Task directions: Going through the material below, please gather all lines with the word "Primitive" in them.

* * * * *

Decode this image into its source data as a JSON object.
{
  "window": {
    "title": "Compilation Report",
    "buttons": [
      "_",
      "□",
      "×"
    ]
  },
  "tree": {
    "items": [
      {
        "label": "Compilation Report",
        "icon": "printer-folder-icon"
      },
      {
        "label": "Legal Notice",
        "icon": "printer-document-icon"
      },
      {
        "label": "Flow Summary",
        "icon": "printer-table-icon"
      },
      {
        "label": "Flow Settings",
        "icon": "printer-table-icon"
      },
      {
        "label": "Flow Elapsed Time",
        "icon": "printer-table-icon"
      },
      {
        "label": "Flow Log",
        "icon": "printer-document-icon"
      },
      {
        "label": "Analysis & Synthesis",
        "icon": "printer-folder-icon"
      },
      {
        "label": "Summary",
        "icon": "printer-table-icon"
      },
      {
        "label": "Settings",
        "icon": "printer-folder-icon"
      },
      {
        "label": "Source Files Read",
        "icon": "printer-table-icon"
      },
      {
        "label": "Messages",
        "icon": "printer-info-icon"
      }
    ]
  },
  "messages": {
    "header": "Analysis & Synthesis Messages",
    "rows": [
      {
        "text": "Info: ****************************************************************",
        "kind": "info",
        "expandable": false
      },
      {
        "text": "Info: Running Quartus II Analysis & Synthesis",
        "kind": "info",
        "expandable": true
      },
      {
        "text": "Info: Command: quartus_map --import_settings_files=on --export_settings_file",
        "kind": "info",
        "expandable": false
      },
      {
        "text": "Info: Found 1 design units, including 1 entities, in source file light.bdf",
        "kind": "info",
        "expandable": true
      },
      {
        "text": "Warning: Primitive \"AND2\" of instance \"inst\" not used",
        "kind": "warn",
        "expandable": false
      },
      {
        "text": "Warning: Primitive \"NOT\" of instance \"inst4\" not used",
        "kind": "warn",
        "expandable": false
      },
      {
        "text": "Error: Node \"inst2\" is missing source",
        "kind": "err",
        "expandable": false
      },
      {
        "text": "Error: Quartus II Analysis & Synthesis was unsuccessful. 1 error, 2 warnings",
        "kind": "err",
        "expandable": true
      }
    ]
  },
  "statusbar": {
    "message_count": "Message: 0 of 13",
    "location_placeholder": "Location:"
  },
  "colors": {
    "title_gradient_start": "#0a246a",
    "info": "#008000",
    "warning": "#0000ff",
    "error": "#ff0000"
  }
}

* * * * *

Correct result:
        "text": "Warning: Primitive \"AND2\" of instance \"inst\" not used",
        "text": "Warning: Primitive \"NOT\" of instance \"inst4\" not used",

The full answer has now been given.